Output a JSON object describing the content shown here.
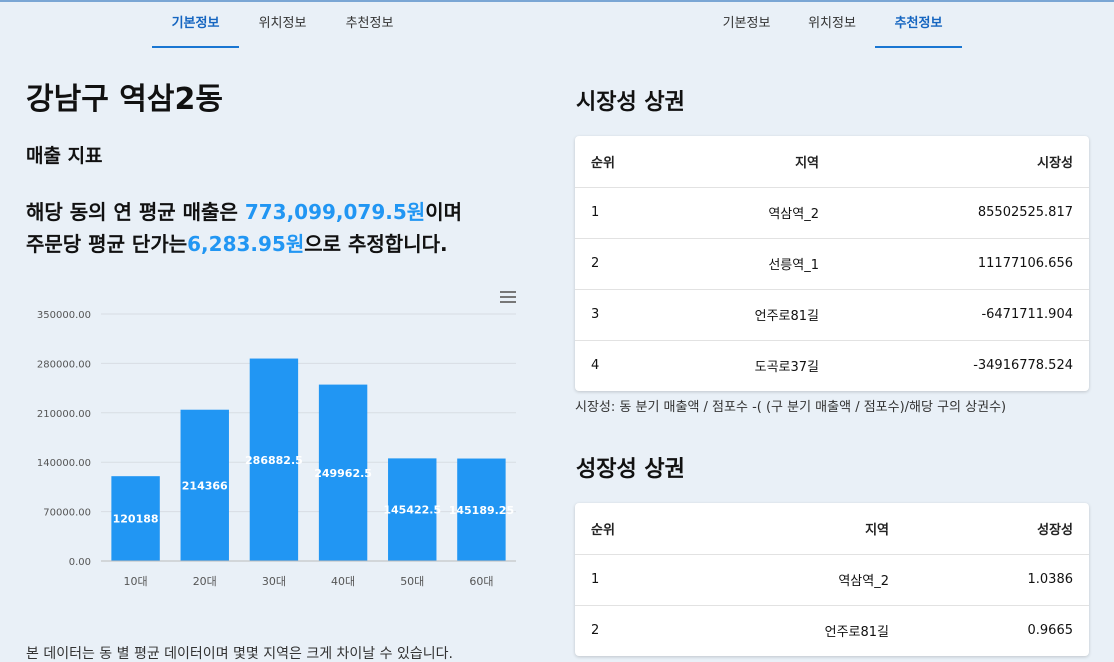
{
  "tabs_left": [
    {
      "label": "기본정보",
      "active": true
    },
    {
      "label": "위치정보",
      "active": false
    },
    {
      "label": "추천정보",
      "active": false
    }
  ],
  "tabs_right": [
    {
      "label": "기본정보",
      "active": false
    },
    {
      "label": "위치정보",
      "active": false
    },
    {
      "label": "추천정보",
      "active": true
    }
  ],
  "left": {
    "dong_title": "강남구 역삼2동",
    "sales_title": "매출 지표",
    "summary": {
      "line1_prefix": "해당 동의 연 평균 매출은 ",
      "annual_sales": "773,099,079.5원",
      "line1_suffix": "이며",
      "line2_prefix": "주문당 평균 단가는",
      "unit_price": "6,283.95원",
      "line2_suffix": "으로 추정합니다."
    },
    "footnote": "본 데이터는 동 별 평균 데이터이며 몇몇 지역은 크게 차이날 수 있습니다."
  },
  "chart_data": {
    "type": "bar",
    "categories": [
      "10대",
      "20대",
      "30대",
      "40대",
      "50대",
      "60대"
    ],
    "values": [
      120188,
      214366,
      286882.5,
      249962.5,
      145422.5,
      145189.25
    ],
    "data_labels": [
      "120188",
      "214366",
      "286882.5",
      "249962.5",
      "145422.5",
      "145189.25"
    ],
    "y_ticks": [
      "0.00",
      "70000.00",
      "140000.00",
      "210000.00",
      "280000.00",
      "350000.00"
    ],
    "ylim": [
      0,
      350000
    ],
    "grid": true,
    "bar_color": "#2196f3"
  },
  "market": {
    "title": "시장성 상권",
    "headers": [
      "순위",
      "지역",
      "시장성"
    ],
    "rows": [
      [
        "1",
        "역삼역_2",
        "85502525.817"
      ],
      [
        "2",
        "선릉역_1",
        "11177106.656"
      ],
      [
        "3",
        "언주로81길",
        "-6471711.904"
      ],
      [
        "4",
        "도곡로37길",
        "-34916778.524"
      ]
    ],
    "formula": "시장성: 동 분기 매출액 / 점포수 -( (구 분기 매출액 / 점포수)/해당 구의 상권수)"
  },
  "growth": {
    "title": "성장성 상권",
    "headers": [
      "순위",
      "지역",
      "성장성"
    ],
    "rows": [
      [
        "1",
        "역삼역_2",
        "1.0386"
      ],
      [
        "2",
        "언주로81길",
        "0.9665"
      ]
    ]
  }
}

_ _ _ _ _

TASK DETAILS -
Set each line of the records down exactly, leaving every picture out.

SOLUTION TO THE EXERCISE -
Output a JSON object describing the content shown here.
{
  "tabs_left": [
    {
      "label": "기본정보",
      "active": true
    },
    {
      "label": "위치정보",
      "active": false
    },
    {
      "label": "추천정보",
      "active": false
    }
  ],
  "tabs_right": [
    {
      "label": "기본정보",
      "active": false
    },
    {
      "label": "위치정보",
      "active": false
    },
    {
      "label": "추천정보",
      "active": true
    }
  ],
  "left": {
    "dong_title": "강남구 역삼2동",
    "sales_title": "매출 지표",
    "summary": {
      "line1_prefix": "해당 동의 연 평균 매출은 ",
      "annual_sales": "773,099,079.5원",
      "line1_suffix": "이며",
      "line2_prefix": "주문당 평균 단가는",
      "unit_price": "6,283.95원",
      "line2_suffix": "으로 추정합니다."
    },
    "footnote": "본 데이터는 동 별 평균 데이터이며 몇몇 지역은 크게 차이날 수 있습니다."
  },
  "chart_data": {
    "type": "bar",
    "categories": [
      "10대",
      "20대",
      "30대",
      "40대",
      "50대",
      "60대"
    ],
    "values": [
      120188,
      214366,
      286882.5,
      249962.5,
      145422.5,
      145189.25
    ],
    "data_labels": [
      "120188",
      "214366",
      "286882.5",
      "249962.5",
      "145422.5",
      "145189.25"
    ],
    "y_ticks": [
      "0.00",
      "70000.00",
      "140000.00",
      "210000.00",
      "280000.00",
      "350000.00"
    ],
    "ylim": [
      0,
      350000
    ],
    "grid": true,
    "bar_color": "#2196f3"
  },
  "market": {
    "title": "시장성 상권",
    "headers": [
      "순위",
      "지역",
      "시장성"
    ],
    "rows": [
      [
        "1",
        "역삼역_2",
        "85502525.817"
      ],
      [
        "2",
        "선릉역_1",
        "11177106.656"
      ],
      [
        "3",
        "언주로81길",
        "-6471711.904"
      ],
      [
        "4",
        "도곡로37길",
        "-34916778.524"
      ]
    ],
    "formula": "시장성: 동 분기 매출액 / 점포수 -( (구 분기 매출액 / 점포수)/해당 구의 상권수)"
  },
  "growth": {
    "title": "성장성 상권",
    "headers": [
      "순위",
      "지역",
      "성장성"
    ],
    "rows": [
      [
        "1",
        "역삼역_2",
        "1.0386"
      ],
      [
        "2",
        "언주로81길",
        "0.9665"
      ]
    ]
  }
}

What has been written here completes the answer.